BEGIN LISTED RECORDS

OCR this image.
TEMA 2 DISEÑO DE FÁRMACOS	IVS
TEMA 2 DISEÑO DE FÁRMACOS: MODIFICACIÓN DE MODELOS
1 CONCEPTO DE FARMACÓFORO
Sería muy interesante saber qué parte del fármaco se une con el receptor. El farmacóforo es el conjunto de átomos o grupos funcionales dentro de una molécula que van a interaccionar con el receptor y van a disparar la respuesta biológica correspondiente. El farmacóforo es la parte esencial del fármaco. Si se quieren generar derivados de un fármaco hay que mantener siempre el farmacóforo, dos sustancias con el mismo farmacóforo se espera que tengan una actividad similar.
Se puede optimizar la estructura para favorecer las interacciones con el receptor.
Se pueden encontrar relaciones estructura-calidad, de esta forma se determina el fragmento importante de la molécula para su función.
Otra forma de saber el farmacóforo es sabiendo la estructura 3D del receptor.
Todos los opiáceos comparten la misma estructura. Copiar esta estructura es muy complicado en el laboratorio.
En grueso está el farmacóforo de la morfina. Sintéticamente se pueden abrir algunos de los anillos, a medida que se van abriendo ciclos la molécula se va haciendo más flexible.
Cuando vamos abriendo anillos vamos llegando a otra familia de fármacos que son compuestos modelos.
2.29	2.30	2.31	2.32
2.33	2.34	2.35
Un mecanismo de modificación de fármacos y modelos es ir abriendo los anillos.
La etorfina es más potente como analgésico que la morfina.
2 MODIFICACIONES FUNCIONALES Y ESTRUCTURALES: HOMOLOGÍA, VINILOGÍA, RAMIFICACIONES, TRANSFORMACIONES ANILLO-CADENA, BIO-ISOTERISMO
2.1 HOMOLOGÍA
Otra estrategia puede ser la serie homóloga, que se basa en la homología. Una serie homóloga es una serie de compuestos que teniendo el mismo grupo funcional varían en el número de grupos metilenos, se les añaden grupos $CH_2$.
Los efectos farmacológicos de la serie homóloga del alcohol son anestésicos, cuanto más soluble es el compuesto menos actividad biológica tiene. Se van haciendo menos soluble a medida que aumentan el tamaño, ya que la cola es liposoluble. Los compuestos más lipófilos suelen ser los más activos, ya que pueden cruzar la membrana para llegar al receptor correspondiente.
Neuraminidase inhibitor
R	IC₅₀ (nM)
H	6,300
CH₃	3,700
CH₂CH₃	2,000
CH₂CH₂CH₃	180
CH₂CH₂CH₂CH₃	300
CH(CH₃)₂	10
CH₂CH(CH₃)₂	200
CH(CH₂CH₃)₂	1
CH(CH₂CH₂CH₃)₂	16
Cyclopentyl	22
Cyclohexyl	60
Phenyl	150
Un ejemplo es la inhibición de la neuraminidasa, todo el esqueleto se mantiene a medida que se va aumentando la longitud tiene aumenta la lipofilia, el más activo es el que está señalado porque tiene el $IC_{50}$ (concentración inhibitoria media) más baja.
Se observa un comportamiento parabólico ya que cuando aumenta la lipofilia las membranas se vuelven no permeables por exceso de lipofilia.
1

END LISTED RECORDS

§ THE REQUEST:
Look through the material above and pick out each line holding the word "homóloga".

§ PROBLEM SOLUTION:
Otra estrategia puede ser la serie homóloga, que se basa en la homología. Una serie homóloga es una serie de compuestos que teniendo el mismo grupo funcional varían en el número de grupos metilenos, se les añaden grupos $CH_2$.
Los efectos farmacológicos de la serie homóloga del alcohol son anestésicos, cuanto más soluble es el compuesto menos actividad biológica tiene. Se van haciendo menos soluble a medida que aumentan el tamaño, ya que la cola es liposoluble. Los compuestos más lipófilos suelen ser los más activos, ya que pueden cruzar la membrana para llegar al receptor correspondiente.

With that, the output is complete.